- INSTRUCTIONS FOR THE TASK:
All the data below goes into the copy word for word, but the pictures don't.

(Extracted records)
## Start
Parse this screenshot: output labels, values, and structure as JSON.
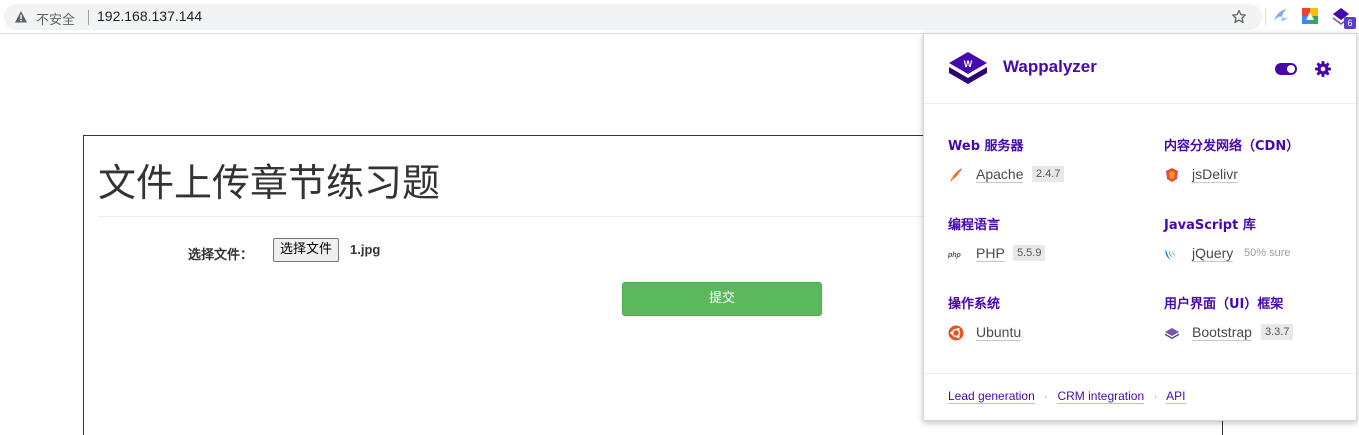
{
  "browser": {
    "insecure_label": "不安全",
    "url": "192.168.137.144",
    "extension_badge": "6"
  },
  "page": {
    "title": "文件上传章节练习题",
    "file_label": "选择文件：",
    "file_button": "选择文件",
    "file_name": "1.jpg",
    "submit_label": "提交"
  },
  "wappalyzer": {
    "brand": "Wappalyzer",
    "categories": [
      {
        "title": "Web 服务器",
        "tech": "Apache",
        "version": "2.4.7",
        "confidence": "",
        "icon": "apache-feather-icon"
      },
      {
        "title": "内容分发网络（CDN）",
        "tech": "jsDelivr",
        "version": "",
        "confidence": "",
        "icon": "jsdelivr-icon"
      },
      {
        "title": "编程语言",
        "tech": "PHP",
        "version": "5.5.9",
        "confidence": "",
        "icon": "php-icon"
      },
      {
        "title": "JavaScript 库",
        "tech": "jQuery",
        "version": "",
        "confidence": "50% sure",
        "icon": "jquery-icon"
      },
      {
        "title": "操作系统",
        "tech": "Ubuntu",
        "version": "",
        "confidence": "",
        "icon": "ubuntu-icon"
      },
      {
        "title": "用户界面（UI）框架",
        "tech": "Bootstrap",
        "version": "3.3.7",
        "confidence": "",
        "icon": "bootstrap-icon"
      }
    ],
    "footer": {
      "links": [
        "Lead generation",
        "CRM integration",
        "API"
      ]
    }
  },
  "colors": {
    "brand_purple": "#4608ad",
    "submit_green": "#5cb85c"
  }
}
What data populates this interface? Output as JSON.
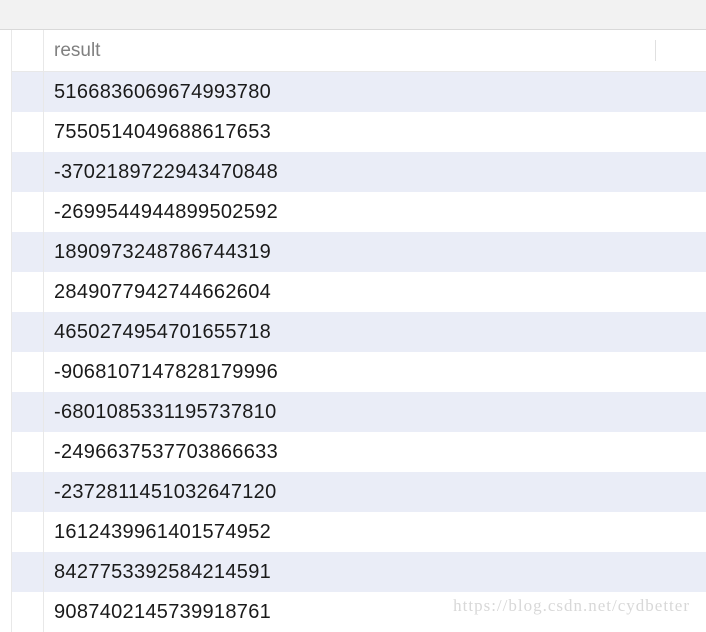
{
  "header": {
    "column_label": "result"
  },
  "rows": [
    "5166836069674993780",
    "7550514049688617653",
    "-3702189722943470848",
    "-2699544944899502592",
    "1890973248786744319",
    "2849077942744662604",
    "4650274954701655718",
    "-9068107147828179996",
    "-6801085331195737810",
    "-2496637537703866633",
    "-2372811451032647120",
    "1612439961401574952",
    "8427753392584214591",
    "9087402145739918761"
  ],
  "watermark": "https://blog.csdn.net/cydbetter"
}
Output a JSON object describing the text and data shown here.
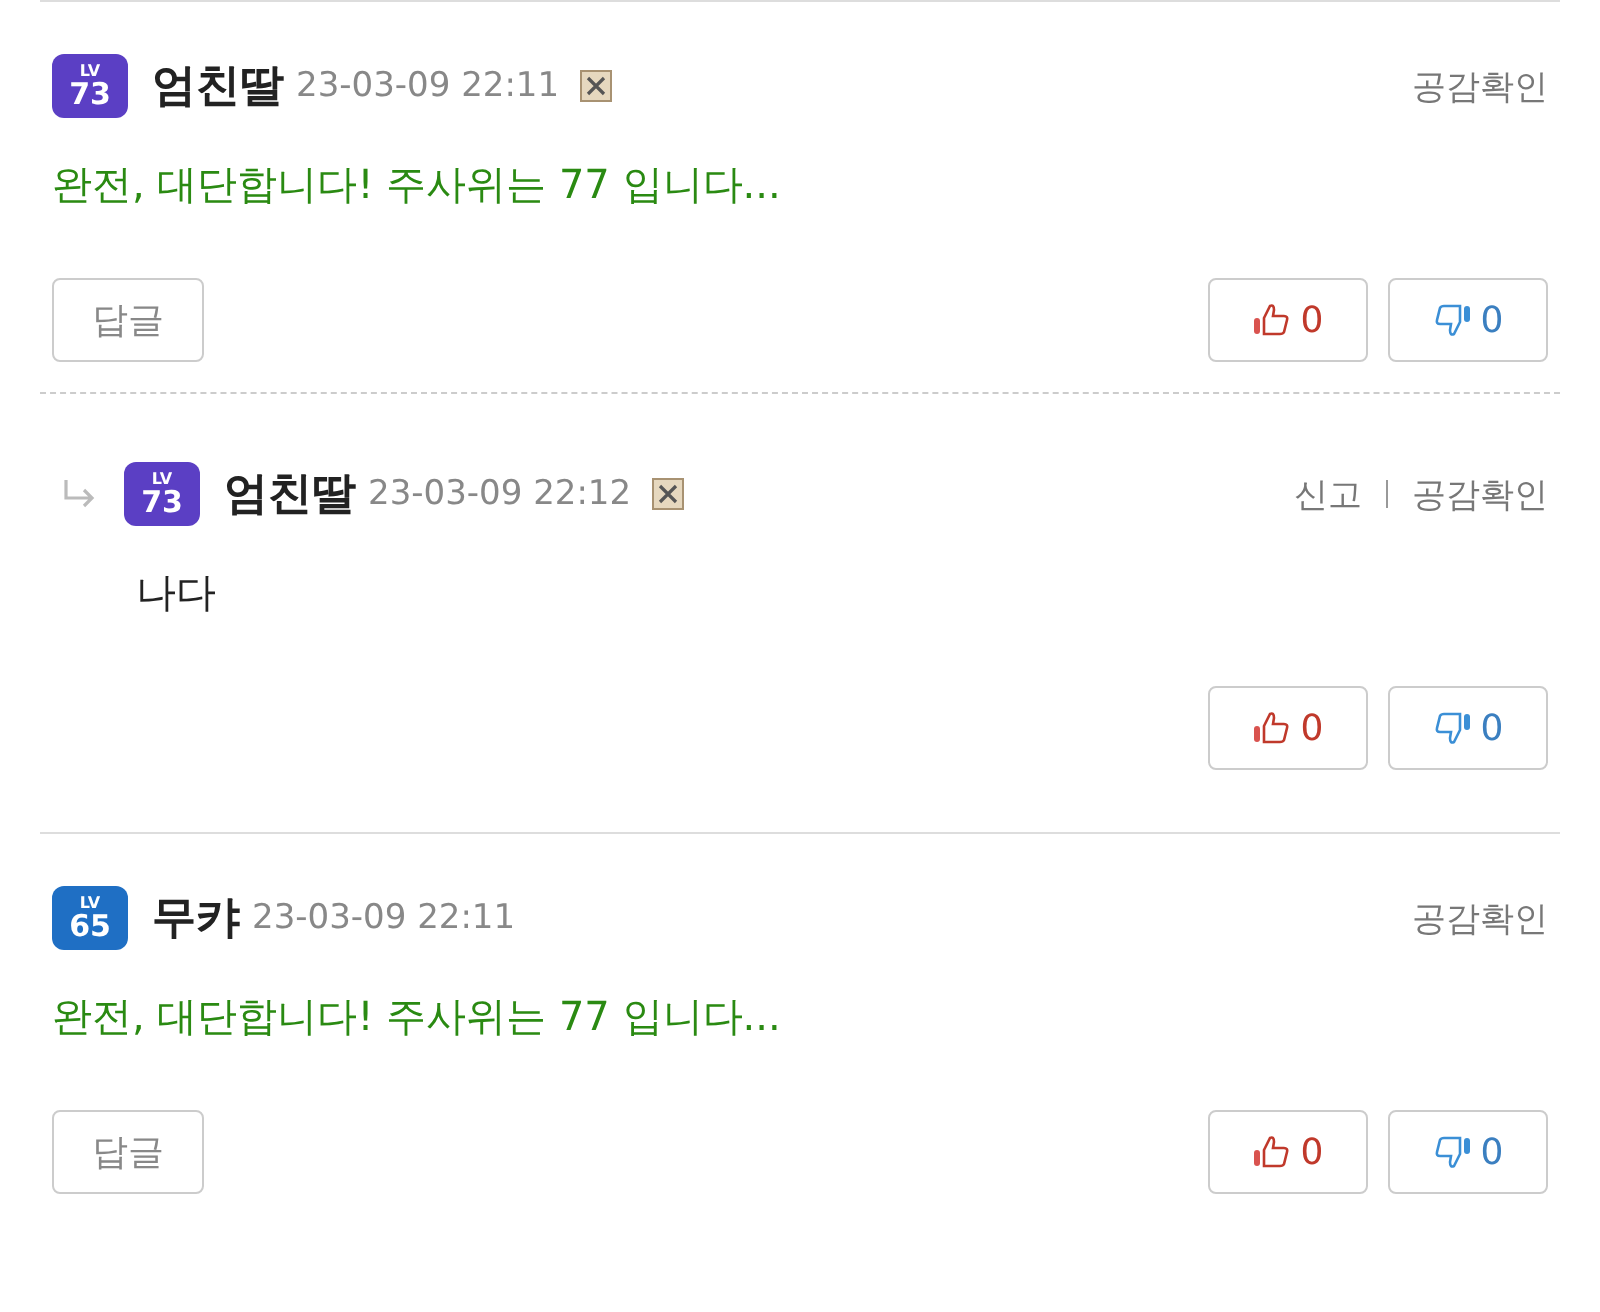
{
  "comments": [
    {
      "kind": "comment",
      "badge": {
        "label": "LV",
        "number": "73",
        "color": "#5b3fc4"
      },
      "author": "엄친딸",
      "time": "23-03-09 22:11",
      "broken_image": true,
      "actions": [
        "공감확인"
      ],
      "body": "완전, 대단합니다!  주사위는 77 입니다...",
      "highlight": true,
      "reply_button": "답글",
      "likes": "0",
      "dislikes": "0"
    },
    {
      "kind": "reply",
      "badge": {
        "label": "LV",
        "number": "73",
        "color": "#5b3fc4"
      },
      "author": "엄친딸",
      "time": "23-03-09 22:12",
      "broken_image": true,
      "actions": [
        "신고",
        "공감확인"
      ],
      "body": "나다",
      "highlight": false,
      "likes": "0",
      "dislikes": "0"
    },
    {
      "kind": "comment",
      "badge": {
        "label": "LV",
        "number": "65",
        "color": "#1f6fc4"
      },
      "author": "무캬",
      "time": "23-03-09 22:11",
      "actions": [
        "공감확인"
      ],
      "body": "완전, 대단합니다!  주사위는 77 입니다...",
      "highlight": true,
      "reply_button": "답글",
      "likes": "0",
      "dislikes": "0"
    }
  ]
}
## End
- RESULT OF THE TASK:
Parse this screenshot: output labels, values, and structure as JSON.
{
  "browser": {
    "insecure_label": "不安全",
    "url": "192.168.137.144",
    "extension_badge": "6"
  },
  "page": {
    "title": "文件上传章节练习题",
    "file_label": "选择文件：",
    "file_button": "选择文件",
    "file_name": "1.jpg",
    "submit_label": "提交"
  },
  "wappalyzer": {
    "brand": "Wappalyzer",
    "categories": [
      {
        "title": "Web 服务器",
        "tech": "Apache",
        "version": "2.4.7",
        "confidence": "",
        "icon": "apache-feather-icon"
      },
      {
        "title": "内容分发网络（CDN）",
        "tech": "jsDelivr",
        "version": "",
        "confidence": "",
        "icon": "jsdelivr-icon"
      },
      {
        "title": "编程语言",
        "tech": "PHP",
        "version": "5.5.9",
        "confidence": "",
        "icon": "php-icon"
      },
      {
        "title": "JavaScript 库",
        "tech": "jQuery",
        "version": "",
        "confidence": "50% sure",
        "icon": "jquery-icon"
      },
      {
        "title": "操作系统",
        "tech": "Ubuntu",
        "version": "",
        "confidence": "",
        "icon": "ubuntu-icon"
      },
      {
        "title": "用户界面（UI）框架",
        "tech": "Bootstrap",
        "version": "3.3.7",
        "confidence": "",
        "icon": "bootstrap-icon"
      }
    ],
    "footer": {
      "links": [
        "Lead generation",
        "CRM integration",
        "API"
      ]
    }
  },
  "colors": {
    "brand_purple": "#4608ad",
    "submit_green": "#5cb85c"
  }
}
What data populates this interface? Output as JSON.
{
  "header": {
    "column_label": "result"
  },
  "rows": [
    "5166836069674993780",
    "7550514049688617653",
    "-3702189722943470848",
    "-2699544944899502592",
    "1890973248786744319",
    "2849077942744662604",
    "4650274954701655718",
    "-9068107147828179996",
    "-6801085331195737810",
    "-2496637537703866633",
    "-2372811451032647120",
    "1612439961401574952",
    "8427753392584214591",
    "9087402145739918761"
  ],
  "watermark": "https://blog.csdn.net/cydbetter"
}
Output a JSON object describing the text and data shown here.
{
  "comments": [
    {
      "kind": "comment",
      "badge": {
        "label": "LV",
        "number": "73",
        "color": "#5b3fc4"
      },
      "author": "엄친딸",
      "time": "23-03-09 22:11",
      "broken_image": true,
      "actions": [
        "공감확인"
      ],
      "body": "완전, 대단합니다!  주사위는 77 입니다...",
      "highlight": true,
      "reply_button": "답글",
      "likes": "0",
      "dislikes": "0"
    },
    {
      "kind": "reply",
      "badge": {
        "label": "LV",
        "number": "73",
        "color": "#5b3fc4"
      },
      "author": "엄친딸",
      "time": "23-03-09 22:12",
      "broken_image": true,
      "actions": [
        "신고",
        "공감확인"
      ],
      "body": "나다",
      "highlight": false,
      "likes": "0",
      "dislikes": "0"
    },
    {
      "kind": "comment",
      "badge": {
        "label": "LV",
        "number": "65",
        "color": "#1f6fc4"
      },
      "author": "무캬",
      "time": "23-03-09 22:11",
      "actions": [
        "공감확인"
      ],
      "body": "완전, 대단합니다!  주사위는 77 입니다...",
      "highlight": true,
      "reply_button": "답글",
      "likes": "0",
      "dislikes": "0"
    }
  ]
}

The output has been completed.